What you have to do
Write out only the lines running from the one that contains "Output the text content of this document." to the end of the material, both ends included.

====================

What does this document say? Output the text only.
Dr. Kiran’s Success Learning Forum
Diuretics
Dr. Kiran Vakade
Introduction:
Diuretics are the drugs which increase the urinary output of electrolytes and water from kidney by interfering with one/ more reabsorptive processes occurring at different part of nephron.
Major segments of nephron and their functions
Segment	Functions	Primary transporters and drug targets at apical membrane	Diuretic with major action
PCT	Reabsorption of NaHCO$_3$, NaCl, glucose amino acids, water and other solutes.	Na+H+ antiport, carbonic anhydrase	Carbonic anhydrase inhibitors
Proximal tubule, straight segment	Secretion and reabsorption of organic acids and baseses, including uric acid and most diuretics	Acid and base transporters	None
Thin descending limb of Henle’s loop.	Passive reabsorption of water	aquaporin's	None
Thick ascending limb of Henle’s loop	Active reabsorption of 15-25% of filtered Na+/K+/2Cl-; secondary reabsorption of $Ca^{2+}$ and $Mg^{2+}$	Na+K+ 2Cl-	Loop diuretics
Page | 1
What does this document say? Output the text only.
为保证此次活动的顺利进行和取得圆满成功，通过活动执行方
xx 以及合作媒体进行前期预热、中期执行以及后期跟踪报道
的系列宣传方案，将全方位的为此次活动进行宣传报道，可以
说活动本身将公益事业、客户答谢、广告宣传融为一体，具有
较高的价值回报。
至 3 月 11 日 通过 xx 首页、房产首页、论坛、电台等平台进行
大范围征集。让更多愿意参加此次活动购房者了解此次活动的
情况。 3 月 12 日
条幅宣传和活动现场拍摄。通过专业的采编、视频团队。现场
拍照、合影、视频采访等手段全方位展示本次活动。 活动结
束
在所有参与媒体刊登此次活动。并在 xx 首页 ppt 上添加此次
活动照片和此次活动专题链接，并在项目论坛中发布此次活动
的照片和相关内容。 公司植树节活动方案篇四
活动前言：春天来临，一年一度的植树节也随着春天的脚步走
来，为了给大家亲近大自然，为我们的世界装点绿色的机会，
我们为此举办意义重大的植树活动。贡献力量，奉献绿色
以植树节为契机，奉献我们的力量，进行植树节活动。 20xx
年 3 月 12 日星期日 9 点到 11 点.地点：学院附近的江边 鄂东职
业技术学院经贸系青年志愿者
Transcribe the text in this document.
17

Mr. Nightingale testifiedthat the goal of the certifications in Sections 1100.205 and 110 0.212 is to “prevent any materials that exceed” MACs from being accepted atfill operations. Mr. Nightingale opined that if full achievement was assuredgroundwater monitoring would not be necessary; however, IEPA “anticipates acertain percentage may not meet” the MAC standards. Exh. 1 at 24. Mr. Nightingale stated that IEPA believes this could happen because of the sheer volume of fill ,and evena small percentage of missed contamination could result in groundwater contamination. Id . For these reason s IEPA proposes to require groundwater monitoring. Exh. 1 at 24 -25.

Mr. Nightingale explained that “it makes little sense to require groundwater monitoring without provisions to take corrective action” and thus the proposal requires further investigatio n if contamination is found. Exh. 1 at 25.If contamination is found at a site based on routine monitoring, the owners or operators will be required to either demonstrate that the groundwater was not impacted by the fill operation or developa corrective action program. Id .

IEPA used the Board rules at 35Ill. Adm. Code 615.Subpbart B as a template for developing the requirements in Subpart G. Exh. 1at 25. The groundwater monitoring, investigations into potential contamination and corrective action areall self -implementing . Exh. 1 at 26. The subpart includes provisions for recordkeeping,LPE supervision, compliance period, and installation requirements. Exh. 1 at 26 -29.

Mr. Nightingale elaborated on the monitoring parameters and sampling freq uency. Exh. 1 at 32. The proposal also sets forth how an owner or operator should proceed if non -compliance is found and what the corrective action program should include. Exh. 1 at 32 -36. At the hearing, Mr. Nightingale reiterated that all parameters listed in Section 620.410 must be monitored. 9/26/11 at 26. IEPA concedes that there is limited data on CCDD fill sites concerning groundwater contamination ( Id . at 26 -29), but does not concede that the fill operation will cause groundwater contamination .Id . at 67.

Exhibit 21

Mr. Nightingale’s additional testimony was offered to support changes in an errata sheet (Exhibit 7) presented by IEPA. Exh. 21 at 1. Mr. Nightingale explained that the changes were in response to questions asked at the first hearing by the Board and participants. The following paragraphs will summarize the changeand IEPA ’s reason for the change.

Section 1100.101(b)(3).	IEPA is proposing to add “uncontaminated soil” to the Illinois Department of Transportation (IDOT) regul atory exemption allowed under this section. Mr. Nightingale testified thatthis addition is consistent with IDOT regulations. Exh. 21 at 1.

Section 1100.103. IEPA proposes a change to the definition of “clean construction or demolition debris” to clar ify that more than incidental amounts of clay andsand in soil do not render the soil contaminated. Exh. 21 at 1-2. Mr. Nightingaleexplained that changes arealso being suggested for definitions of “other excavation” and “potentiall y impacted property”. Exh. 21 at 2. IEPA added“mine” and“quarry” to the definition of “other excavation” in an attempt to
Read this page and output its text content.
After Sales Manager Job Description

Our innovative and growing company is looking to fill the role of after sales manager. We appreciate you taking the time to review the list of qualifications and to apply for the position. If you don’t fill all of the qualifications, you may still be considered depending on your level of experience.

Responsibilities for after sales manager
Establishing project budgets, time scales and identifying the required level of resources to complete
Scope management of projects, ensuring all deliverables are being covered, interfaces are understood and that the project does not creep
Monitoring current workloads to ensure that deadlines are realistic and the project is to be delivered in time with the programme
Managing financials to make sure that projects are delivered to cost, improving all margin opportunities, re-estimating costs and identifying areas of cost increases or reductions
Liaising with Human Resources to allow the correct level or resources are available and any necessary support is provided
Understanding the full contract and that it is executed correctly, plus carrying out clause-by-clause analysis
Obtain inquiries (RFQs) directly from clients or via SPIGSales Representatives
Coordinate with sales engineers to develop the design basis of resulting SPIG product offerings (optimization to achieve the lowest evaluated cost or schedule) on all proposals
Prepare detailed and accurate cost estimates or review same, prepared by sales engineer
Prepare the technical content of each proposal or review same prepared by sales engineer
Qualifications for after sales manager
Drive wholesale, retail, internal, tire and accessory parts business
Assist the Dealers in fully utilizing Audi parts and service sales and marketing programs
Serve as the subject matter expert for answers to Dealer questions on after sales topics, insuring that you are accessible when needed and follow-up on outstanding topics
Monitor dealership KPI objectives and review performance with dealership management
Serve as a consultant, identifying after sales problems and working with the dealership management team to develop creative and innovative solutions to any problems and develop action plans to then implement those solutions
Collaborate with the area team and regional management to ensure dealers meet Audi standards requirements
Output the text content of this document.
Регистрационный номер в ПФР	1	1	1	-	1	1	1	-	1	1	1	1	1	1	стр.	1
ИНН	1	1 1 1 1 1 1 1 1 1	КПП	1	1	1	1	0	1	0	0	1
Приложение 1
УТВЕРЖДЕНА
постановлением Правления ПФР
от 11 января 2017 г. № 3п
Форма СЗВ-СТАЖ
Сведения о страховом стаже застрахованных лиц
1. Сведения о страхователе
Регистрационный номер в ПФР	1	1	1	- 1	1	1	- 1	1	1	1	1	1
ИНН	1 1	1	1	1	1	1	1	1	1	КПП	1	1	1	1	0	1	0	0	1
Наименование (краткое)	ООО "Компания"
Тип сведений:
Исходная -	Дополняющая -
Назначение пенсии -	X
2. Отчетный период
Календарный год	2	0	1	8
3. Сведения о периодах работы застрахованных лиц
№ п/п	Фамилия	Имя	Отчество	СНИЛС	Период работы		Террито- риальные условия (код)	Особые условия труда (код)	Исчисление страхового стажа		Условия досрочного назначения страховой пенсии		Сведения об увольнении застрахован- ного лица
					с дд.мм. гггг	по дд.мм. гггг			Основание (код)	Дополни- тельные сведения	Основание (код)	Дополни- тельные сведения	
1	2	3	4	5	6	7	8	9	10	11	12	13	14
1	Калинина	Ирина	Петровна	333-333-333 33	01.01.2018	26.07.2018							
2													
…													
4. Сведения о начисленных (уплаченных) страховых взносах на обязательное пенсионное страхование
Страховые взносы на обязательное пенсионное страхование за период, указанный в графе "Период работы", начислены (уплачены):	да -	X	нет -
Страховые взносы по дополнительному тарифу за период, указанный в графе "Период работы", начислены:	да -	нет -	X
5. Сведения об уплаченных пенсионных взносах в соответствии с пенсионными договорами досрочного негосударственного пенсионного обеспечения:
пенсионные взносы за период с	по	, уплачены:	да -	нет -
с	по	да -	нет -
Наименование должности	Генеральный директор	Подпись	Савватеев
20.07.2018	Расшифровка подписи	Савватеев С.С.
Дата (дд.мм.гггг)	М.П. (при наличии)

====================

Result for this exercise
Output the text content of this document.
Регистрационный номер в ПФР	1	1	1	-	1	1	1	-	1	1	1	1	1	1	стр.	1
ИНН	1	1 1 1 1 1 1 1 1 1	КПП	1	1	1	1	0	1	0	0	1
Приложение 1
УТВЕРЖДЕНА
постановлением Правления ПФР
от 11 января 2017 г. № 3п
Форма СЗВ-СТАЖ
Сведения о страховом стаже застрахованных лиц
1. Сведения о страхователе
Регистрационный номер в ПФР	1	1	1	- 1	1	1	- 1	1	1	1	1	1
ИНН	1 1	1	1	1	1	1	1	1	1	КПП	1	1	1	1	0	1	0	0	1
Наименование (краткое)	ООО "Компания"
Тип сведений:
Исходная -	Дополняющая -
Назначение пенсии -	X
2. Отчетный период
Календарный год	2	0	1	8
3. Сведения о периодах работы застрахованных лиц
№ п/п	Фамилия	Имя	Отчество	СНИЛС	Период работы		Террито- риальные условия (код)	Особые условия труда (код)	Исчисление страхового стажа		Условия досрочного назначения страховой пенсии		Сведения об увольнении застрахован- ного лица
					с дд.мм. гггг	по дд.мм. гггг			Основание (код)	Дополни- тельные сведения	Основание (код)	Дополни- тельные сведения	
1	2	3	4	5	6	7	8	9	10	11	12	13	14
1	Калинина	Ирина	Петровна	333-333-333 33	01.01.2018	26.07.2018							
2													
…													
4. Сведения о начисленных (уплаченных) страховых взносах на обязательное пенсионное страхование
Страховые взносы на обязательное пенсионное страхование за период, указанный в графе "Период работы", начислены (уплачены):	да -	X	нет -
Страховые взносы по дополнительному тарифу за период, указанный в графе "Период работы", начислены:	да -	нет -	X
5. Сведения об уплаченных пенсионных взносах в соответствии с пенсионными договорами досрочного негосударственного пенсионного обеспечения:
пенсионные взносы за период с	по	, уплачены:	да -	нет -
с	по	да -	нет -
Наименование должности	Генеральный директор	Подпись	Савватеев
20.07.2018	Расшифровка подписи	Савватеев С.С.
Дата (дд.мм.гггг)	М.П. (при наличии)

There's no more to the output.